Required work: Write out every line of the material exactly as it appears.

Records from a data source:
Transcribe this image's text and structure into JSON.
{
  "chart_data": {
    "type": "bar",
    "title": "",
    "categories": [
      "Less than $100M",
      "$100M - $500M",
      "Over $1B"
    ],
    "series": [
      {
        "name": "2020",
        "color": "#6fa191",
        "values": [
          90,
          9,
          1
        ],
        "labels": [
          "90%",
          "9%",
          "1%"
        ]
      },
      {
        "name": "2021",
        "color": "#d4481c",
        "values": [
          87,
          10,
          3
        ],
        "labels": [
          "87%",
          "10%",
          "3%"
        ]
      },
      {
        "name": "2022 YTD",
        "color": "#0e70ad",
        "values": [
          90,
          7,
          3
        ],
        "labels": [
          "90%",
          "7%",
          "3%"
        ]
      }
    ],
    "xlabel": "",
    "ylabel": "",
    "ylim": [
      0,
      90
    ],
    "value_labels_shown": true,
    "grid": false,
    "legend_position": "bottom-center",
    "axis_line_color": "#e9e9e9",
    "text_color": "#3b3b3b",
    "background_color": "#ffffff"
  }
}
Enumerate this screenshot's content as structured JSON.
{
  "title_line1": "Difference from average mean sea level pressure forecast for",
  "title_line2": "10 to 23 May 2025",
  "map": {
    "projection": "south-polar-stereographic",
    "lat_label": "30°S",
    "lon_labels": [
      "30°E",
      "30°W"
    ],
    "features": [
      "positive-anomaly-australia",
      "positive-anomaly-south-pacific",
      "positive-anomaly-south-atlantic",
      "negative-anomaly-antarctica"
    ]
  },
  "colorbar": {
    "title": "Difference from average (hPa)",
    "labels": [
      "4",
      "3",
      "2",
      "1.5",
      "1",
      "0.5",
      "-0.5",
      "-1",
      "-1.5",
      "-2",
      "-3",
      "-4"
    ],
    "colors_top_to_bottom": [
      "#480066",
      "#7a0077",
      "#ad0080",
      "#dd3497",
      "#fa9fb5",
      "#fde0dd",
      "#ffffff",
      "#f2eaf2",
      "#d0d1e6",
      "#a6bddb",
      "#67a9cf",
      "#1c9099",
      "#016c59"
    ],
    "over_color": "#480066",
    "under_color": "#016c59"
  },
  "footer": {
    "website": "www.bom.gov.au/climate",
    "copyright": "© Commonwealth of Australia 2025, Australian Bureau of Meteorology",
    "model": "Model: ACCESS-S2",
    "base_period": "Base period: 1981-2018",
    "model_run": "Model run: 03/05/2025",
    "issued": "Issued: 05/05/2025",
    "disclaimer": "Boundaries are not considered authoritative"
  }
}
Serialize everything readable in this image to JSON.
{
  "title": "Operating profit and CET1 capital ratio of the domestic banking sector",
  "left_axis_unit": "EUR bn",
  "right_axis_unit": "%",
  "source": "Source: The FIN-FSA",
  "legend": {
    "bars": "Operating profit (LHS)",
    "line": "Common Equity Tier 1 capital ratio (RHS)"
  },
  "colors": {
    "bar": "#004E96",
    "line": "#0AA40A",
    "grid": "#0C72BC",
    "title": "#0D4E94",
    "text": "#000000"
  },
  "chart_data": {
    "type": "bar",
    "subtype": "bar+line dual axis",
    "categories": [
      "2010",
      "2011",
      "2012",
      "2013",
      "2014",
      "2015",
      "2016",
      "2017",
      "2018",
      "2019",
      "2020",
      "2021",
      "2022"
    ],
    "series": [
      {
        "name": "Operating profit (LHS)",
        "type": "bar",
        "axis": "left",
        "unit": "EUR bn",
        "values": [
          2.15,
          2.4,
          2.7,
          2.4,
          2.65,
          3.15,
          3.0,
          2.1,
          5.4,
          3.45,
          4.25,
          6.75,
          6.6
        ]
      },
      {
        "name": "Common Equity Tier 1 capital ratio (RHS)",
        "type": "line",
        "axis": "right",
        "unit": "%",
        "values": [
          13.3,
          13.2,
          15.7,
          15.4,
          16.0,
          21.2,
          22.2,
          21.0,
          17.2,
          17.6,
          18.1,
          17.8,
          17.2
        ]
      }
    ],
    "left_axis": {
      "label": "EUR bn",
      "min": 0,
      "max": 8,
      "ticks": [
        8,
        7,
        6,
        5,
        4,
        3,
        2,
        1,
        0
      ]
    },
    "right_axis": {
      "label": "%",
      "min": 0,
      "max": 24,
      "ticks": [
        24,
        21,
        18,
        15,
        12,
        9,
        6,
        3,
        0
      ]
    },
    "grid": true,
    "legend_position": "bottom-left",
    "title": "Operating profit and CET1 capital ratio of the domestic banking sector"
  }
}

Correct answer:
Transcribe this image's text and structure into JSON.
{
  "chart_data": {
    "type": "bar",
    "title": "",
    "categories": [
      "Less than $100M",
      "$100M - $500M",
      "Over $1B"
    ],
    "series": [
      {
        "name": "2020",
        "color": "#6fa191",
        "values": [
          90,
          9,
          1
        ],
        "labels": [
          "90%",
          "9%",
          "1%"
        ]
      },
      {
        "name": "2021",
        "color": "#d4481c",
        "values": [
          87,
          10,
          3
        ],
        "labels": [
          "87%",
          "10%",
          "3%"
        ]
      },
      {
        "name": "2022 YTD",
        "color": "#0e70ad",
        "values": [
          90,
          7,
          3
        ],
        "labels": [
          "90%",
          "7%",
          "3%"
        ]
      }
    ],
    "xlabel": "",
    "ylabel": "",
    "ylim": [
      0,
      90
    ],
    "value_labels_shown": true,
    "grid": false,
    "legend_position": "bottom-center",
    "axis_line_color": "#e9e9e9",
    "text_color": "#3b3b3b",
    "background_color": "#ffffff"
  }
}
Enumerate this screenshot's content as structured JSON.
{
  "title_line1": "Difference from average mean sea level pressure forecast for",
  "title_line2": "10 to 23 May 2025",
  "map": {
    "projection": "south-polar-stereographic",
    "lat_label": "30°S",
    "lon_labels": [
      "30°E",
      "30°W"
    ],
    "features": [
      "positive-anomaly-australia",
      "positive-anomaly-south-pacific",
      "positive-anomaly-south-atlantic",
      "negative-anomaly-antarctica"
    ]
  },
  "colorbar": {
    "title": "Difference from average (hPa)",
    "labels": [
      "4",
      "3",
      "2",
      "1.5",
      "1",
      "0.5",
      "-0.5",
      "-1",
      "-1.5",
      "-2",
      "-3",
      "-4"
    ],
    "colors_top_to_bottom": [
      "#480066",
      "#7a0077",
      "#ad0080",
      "#dd3497",
      "#fa9fb5",
      "#fde0dd",
      "#ffffff",
      "#f2eaf2",
      "#d0d1e6",
      "#a6bddb",
      "#67a9cf",
      "#1c9099",
      "#016c59"
    ],
    "over_color": "#480066",
    "under_color": "#016c59"
  },
  "footer": {
    "website": "www.bom.gov.au/climate",
    "copyright": "© Commonwealth of Australia 2025, Australian Bureau of Meteorology",
    "model": "Model: ACCESS-S2",
    "base_period": "Base period: 1981-2018",
    "model_run": "Model run: 03/05/2025",
    "issued": "Issued: 05/05/2025",
    "disclaimer": "Boundaries are not considered authoritative"
  }
}
Serialize everything readable in this image to JSON.
{
  "title": "Operating profit and CET1 capital ratio of the domestic banking sector",
  "left_axis_unit": "EUR bn",
  "right_axis_unit": "%",
  "source": "Source: The FIN-FSA",
  "legend": {
    "bars": "Operating profit (LHS)",
    "line": "Common Equity Tier 1 capital ratio (RHS)"
  },
  "colors": {
    "bar": "#004E96",
    "line": "#0AA40A",
    "grid": "#0C72BC",
    "title": "#0D4E94",
    "text": "#000000"
  },
  "chart_data": {
    "type": "bar",
    "subtype": "bar+line dual axis",
    "categories": [
      "2010",
      "2011",
      "2012",
      "2013",
      "2014",
      "2015",
      "2016",
      "2017",
      "2018",
      "2019",
      "2020",
      "2021",
      "2022"
    ],
    "series": [
      {
        "name": "Operating profit (LHS)",
        "type": "bar",
        "axis": "left",
        "unit": "EUR bn",
        "values": [
          2.15,
          2.4,
          2.7,
          2.4,
          2.65,
          3.15,
          3.0,
          2.1,
          5.4,
          3.45,
          4.25,
          6.75,
          6.6
        ]
      },
      {
        "name": "Common Equity Tier 1 capital ratio (RHS)",
        "type": "line",
        "axis": "right",
        "unit": "%",
        "values": [
          13.3,
          13.2,
          15.7,
          15.4,
          16.0,
          21.2,
          22.2,
          21.0,
          17.2,
          17.6,
          18.1,
          17.8,
          17.2
        ]
      }
    ],
    "left_axis": {
      "label": "EUR bn",
      "min": 0,
      "max": 8,
      "ticks": [
        8,
        7,
        6,
        5,
        4,
        3,
        2,
        1,
        0
      ]
    },
    "right_axis": {
      "label": "%",
      "min": 0,
      "max": 24,
      "ticks": [
        24,
        21,
        18,
        15,
        12,
        9,
        6,
        3,
        0
      ]
    },
    "grid": true,
    "legend_position": "bottom-left",
    "title": "Operating profit and CET1 capital ratio of the domestic banking sector"
  }
}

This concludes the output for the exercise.